[Problem description]:
In the entries below, find the lines with the word "numeral" and copy them.

:: Records ::

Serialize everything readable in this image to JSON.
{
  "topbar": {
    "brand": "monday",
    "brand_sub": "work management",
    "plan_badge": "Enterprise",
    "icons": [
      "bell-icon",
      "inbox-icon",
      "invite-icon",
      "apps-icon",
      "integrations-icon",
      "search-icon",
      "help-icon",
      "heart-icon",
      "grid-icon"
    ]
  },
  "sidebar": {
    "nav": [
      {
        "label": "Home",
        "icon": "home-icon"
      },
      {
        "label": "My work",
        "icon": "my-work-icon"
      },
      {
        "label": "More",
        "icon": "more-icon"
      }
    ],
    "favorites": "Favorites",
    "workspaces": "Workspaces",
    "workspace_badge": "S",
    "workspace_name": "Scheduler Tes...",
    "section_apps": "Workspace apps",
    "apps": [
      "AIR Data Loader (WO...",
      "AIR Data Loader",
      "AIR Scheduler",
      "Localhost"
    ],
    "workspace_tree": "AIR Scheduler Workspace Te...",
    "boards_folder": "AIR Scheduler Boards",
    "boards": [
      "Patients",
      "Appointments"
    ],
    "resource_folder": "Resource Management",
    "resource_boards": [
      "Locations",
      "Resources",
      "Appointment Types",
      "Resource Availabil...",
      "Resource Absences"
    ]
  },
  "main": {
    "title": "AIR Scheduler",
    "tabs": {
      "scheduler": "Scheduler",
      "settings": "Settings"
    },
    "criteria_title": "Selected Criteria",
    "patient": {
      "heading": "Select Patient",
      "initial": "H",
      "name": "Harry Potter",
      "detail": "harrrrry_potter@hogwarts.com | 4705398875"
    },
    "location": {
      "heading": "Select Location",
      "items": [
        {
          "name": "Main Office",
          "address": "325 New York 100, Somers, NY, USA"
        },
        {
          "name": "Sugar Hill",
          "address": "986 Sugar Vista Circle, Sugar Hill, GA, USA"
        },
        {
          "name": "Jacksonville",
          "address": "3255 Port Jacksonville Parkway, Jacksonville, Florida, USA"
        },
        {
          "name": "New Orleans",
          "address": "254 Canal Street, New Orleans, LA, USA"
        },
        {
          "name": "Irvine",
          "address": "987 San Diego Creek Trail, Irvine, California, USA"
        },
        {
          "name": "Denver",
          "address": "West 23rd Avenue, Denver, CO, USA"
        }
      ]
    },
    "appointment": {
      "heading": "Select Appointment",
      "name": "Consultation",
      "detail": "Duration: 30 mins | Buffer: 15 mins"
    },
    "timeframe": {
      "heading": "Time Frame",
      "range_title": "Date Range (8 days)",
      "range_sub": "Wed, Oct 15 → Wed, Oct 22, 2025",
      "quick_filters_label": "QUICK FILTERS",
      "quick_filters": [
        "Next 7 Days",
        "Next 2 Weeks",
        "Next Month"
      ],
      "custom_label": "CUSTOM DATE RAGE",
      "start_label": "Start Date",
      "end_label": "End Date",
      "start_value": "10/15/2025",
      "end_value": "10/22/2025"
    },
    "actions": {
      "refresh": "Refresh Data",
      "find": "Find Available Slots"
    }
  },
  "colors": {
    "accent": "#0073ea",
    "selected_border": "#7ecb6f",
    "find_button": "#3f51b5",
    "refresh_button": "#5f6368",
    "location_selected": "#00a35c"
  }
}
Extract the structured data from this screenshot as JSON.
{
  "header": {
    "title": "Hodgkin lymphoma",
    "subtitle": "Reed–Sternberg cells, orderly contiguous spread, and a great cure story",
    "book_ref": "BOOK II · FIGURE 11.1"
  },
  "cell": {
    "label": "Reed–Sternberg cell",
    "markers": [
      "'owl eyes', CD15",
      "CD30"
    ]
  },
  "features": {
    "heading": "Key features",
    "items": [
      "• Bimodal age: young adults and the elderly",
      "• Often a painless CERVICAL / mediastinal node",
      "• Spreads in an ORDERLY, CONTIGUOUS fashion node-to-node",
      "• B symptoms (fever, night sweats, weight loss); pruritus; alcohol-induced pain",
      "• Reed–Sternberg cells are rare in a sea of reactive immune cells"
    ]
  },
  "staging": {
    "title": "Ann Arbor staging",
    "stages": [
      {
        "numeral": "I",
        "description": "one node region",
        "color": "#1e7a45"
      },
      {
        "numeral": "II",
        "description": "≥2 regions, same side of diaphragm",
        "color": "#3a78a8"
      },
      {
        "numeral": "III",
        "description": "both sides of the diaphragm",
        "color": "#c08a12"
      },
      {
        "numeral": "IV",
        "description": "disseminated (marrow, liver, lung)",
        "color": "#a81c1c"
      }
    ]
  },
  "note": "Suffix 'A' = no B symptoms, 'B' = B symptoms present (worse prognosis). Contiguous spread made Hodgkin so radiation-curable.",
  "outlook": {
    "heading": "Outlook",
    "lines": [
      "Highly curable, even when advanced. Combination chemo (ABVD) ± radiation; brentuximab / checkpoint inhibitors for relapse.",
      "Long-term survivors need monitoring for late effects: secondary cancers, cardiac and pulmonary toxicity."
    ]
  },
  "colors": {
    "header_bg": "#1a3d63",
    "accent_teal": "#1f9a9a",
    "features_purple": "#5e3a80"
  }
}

:::

[Answer area]:
        "numeral": "I",
        "numeral": "II",
        "numeral": "III",
        "numeral": "IV",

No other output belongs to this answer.